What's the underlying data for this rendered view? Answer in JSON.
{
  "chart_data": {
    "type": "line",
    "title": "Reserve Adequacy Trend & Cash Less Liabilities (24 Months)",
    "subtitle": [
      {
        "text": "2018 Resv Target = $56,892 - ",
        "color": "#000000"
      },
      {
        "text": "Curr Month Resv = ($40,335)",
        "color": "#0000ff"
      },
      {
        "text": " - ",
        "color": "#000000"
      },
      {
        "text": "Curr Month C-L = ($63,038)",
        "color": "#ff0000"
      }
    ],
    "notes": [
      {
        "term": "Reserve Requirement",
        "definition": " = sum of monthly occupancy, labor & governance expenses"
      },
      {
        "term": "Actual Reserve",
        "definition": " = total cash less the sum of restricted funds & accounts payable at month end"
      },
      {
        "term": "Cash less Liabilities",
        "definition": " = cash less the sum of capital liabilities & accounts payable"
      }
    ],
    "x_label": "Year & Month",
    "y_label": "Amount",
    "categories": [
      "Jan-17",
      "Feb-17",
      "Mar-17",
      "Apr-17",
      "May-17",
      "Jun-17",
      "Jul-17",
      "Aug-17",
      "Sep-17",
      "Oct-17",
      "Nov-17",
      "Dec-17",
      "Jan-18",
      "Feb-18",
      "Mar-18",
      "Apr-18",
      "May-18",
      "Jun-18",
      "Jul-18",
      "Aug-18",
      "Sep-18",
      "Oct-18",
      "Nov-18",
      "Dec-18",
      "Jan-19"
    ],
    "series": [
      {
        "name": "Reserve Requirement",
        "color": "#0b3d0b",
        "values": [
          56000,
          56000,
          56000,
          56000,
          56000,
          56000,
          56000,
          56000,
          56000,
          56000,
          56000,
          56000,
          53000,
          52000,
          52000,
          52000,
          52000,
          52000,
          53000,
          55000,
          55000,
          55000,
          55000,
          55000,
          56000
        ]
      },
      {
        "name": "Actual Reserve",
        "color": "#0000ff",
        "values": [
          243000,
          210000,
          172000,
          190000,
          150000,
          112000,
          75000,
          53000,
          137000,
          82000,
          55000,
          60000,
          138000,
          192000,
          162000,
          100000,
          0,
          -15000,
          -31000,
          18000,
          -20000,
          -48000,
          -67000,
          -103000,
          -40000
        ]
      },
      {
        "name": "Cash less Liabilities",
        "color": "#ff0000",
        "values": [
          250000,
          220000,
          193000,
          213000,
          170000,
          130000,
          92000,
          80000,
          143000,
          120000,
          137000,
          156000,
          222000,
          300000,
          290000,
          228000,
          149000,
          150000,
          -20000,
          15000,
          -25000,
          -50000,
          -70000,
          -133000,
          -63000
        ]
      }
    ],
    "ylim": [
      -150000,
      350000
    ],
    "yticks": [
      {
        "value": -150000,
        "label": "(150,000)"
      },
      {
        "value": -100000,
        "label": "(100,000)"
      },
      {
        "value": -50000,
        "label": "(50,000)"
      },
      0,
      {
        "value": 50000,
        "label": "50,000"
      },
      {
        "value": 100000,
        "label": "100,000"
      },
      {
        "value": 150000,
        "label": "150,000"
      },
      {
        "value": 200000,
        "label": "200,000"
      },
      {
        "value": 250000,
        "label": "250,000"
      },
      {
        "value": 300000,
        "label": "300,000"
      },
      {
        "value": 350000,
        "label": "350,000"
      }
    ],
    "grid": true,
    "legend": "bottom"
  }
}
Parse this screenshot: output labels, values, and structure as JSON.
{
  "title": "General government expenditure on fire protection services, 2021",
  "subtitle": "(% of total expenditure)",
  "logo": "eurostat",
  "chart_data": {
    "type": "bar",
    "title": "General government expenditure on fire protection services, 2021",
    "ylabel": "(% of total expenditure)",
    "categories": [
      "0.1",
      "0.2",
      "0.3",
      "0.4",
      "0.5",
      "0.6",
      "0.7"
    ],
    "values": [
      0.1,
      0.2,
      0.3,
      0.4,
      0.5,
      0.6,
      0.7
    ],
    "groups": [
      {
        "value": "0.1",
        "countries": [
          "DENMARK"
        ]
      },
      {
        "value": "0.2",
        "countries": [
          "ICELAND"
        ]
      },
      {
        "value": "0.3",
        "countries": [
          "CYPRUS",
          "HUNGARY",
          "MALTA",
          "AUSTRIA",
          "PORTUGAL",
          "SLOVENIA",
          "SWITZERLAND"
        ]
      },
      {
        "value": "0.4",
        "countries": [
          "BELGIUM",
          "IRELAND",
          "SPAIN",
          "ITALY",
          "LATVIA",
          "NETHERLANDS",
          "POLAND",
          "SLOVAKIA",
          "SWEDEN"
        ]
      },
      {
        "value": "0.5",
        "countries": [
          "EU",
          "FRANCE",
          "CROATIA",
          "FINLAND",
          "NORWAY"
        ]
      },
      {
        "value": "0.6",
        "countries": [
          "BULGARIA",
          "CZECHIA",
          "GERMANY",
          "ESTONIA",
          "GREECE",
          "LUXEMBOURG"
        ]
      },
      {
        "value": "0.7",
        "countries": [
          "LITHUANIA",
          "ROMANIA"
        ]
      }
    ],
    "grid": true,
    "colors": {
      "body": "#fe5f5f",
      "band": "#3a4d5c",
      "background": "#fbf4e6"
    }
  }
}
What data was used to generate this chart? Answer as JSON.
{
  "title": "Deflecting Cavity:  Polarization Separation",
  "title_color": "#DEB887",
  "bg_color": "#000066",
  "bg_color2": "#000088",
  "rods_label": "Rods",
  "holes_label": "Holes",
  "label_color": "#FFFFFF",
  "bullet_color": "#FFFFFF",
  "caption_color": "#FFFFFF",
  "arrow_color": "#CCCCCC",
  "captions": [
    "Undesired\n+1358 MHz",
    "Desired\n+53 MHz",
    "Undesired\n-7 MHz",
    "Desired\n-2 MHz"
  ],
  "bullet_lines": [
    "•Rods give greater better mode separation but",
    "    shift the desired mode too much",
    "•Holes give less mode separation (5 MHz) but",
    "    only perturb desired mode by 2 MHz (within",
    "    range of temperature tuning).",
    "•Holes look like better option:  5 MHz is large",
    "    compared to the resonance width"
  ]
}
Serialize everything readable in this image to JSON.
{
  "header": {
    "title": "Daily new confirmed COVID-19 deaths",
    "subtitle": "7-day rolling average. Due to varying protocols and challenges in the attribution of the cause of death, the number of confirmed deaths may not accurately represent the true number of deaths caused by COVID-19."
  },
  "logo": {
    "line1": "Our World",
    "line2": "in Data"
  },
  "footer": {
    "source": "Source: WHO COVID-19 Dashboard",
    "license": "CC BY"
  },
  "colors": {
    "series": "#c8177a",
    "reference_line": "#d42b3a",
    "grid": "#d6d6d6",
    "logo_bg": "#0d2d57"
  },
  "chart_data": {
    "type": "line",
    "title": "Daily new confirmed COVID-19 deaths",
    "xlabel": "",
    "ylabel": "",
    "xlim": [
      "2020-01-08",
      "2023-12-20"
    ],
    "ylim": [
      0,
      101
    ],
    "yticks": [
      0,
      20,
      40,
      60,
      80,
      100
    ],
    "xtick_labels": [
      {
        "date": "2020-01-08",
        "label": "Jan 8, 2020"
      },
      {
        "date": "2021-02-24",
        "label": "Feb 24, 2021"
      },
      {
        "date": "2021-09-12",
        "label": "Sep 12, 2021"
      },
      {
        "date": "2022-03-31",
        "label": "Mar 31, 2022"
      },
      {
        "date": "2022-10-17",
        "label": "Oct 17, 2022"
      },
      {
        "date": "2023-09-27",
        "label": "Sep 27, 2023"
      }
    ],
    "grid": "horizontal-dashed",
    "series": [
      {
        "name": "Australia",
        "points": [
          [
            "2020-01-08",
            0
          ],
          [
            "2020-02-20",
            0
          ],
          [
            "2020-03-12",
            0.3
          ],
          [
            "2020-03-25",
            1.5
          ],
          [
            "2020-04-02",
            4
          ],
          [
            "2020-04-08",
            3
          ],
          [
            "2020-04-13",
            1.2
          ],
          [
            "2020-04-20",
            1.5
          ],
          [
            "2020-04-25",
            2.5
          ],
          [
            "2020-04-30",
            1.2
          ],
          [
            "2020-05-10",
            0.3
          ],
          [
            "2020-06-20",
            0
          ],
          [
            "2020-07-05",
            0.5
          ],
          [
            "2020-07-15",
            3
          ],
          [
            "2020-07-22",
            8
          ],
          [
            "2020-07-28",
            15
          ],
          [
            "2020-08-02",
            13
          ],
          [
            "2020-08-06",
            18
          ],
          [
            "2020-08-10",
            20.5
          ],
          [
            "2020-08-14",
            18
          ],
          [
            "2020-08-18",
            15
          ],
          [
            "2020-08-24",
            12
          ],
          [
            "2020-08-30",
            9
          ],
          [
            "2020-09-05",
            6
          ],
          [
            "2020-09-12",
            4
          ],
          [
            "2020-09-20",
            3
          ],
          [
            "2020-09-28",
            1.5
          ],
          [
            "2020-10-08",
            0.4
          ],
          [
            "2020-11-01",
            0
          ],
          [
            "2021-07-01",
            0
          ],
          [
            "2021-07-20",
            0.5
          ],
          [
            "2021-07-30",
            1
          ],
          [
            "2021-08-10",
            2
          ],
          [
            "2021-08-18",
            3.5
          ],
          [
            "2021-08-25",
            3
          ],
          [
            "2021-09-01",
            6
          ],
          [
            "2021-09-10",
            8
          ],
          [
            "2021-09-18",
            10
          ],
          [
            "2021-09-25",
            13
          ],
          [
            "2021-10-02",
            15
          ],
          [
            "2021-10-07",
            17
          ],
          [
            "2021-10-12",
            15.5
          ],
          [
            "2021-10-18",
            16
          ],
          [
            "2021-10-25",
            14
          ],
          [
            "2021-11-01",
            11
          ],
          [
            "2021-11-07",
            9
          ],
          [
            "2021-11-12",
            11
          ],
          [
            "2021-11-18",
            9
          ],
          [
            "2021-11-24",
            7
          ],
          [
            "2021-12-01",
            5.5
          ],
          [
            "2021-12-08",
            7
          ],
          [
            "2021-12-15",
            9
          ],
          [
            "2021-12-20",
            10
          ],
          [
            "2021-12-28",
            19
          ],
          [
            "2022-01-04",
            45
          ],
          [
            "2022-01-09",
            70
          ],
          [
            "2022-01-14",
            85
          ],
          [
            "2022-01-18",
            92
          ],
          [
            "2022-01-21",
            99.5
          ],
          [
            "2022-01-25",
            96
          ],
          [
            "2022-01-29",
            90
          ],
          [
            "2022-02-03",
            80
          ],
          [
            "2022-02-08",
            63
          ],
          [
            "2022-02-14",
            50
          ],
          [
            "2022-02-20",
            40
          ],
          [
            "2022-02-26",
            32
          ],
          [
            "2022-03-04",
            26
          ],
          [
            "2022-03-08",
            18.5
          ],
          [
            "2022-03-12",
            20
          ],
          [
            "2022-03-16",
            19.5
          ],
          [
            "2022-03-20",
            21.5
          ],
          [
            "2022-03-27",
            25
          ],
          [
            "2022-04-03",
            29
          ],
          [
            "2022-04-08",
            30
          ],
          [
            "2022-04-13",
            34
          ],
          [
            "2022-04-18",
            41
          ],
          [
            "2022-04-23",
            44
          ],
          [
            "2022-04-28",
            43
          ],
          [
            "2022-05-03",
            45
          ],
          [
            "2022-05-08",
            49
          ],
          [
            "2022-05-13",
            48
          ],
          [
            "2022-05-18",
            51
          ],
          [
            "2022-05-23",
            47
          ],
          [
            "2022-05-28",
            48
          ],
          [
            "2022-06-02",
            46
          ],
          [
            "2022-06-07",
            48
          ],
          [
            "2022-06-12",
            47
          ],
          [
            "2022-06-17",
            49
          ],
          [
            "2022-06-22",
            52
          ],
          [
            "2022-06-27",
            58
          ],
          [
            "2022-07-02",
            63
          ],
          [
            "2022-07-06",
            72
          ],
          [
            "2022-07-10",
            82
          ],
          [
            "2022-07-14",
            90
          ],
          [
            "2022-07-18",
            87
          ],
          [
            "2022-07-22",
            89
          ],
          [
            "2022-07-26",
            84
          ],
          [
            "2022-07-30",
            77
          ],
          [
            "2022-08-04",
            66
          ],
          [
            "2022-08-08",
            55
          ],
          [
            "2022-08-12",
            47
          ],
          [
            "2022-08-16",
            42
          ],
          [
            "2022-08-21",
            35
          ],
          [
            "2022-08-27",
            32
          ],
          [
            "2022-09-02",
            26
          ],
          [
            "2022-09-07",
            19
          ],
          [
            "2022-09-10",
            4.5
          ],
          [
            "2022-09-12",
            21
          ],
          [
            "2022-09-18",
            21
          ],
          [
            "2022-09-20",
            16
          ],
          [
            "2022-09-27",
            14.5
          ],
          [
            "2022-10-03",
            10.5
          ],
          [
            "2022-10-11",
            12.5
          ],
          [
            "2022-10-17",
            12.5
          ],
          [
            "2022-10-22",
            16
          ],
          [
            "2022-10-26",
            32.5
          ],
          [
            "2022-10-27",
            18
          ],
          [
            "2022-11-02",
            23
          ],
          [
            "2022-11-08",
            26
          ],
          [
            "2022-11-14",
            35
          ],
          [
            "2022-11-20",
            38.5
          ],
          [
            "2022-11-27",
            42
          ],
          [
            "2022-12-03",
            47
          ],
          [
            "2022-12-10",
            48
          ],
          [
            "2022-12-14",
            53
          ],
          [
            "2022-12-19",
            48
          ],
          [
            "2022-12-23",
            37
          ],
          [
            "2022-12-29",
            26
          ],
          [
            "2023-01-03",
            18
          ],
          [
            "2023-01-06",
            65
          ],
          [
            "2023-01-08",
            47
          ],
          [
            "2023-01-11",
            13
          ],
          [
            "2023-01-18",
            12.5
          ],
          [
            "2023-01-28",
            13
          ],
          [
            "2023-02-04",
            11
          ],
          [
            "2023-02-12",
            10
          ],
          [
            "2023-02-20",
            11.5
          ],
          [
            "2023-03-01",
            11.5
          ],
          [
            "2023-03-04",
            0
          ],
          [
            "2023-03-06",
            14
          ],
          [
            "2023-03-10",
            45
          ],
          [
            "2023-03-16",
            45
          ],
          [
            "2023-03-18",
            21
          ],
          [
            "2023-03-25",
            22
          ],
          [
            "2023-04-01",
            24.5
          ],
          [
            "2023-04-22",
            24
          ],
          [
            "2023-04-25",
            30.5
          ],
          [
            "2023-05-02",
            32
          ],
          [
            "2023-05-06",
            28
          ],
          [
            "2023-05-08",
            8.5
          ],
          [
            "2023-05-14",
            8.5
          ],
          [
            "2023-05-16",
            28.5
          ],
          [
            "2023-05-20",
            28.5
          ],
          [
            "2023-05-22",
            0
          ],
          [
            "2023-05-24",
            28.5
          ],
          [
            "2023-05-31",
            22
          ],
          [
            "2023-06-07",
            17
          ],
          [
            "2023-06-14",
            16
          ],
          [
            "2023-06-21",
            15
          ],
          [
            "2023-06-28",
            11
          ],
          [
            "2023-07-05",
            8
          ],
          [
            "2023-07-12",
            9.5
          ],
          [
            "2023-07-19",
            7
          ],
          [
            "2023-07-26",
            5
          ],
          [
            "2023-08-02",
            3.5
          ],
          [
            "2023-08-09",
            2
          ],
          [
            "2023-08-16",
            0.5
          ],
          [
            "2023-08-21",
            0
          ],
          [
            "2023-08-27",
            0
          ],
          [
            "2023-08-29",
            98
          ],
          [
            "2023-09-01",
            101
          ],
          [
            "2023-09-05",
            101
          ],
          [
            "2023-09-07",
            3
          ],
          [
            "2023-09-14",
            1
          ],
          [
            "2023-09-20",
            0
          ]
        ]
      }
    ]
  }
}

_SHORT PROBLEM:_
Isolate each line of the listing above that includes "mode". Copy it.

_THE RESULT:_
    "•Rods give greater better mode separation but",
    "    shift the desired mode too much",
    "•Holes give less mode separation (5 MHz) but",
    "    only perturb desired mode by 2 MHz (within",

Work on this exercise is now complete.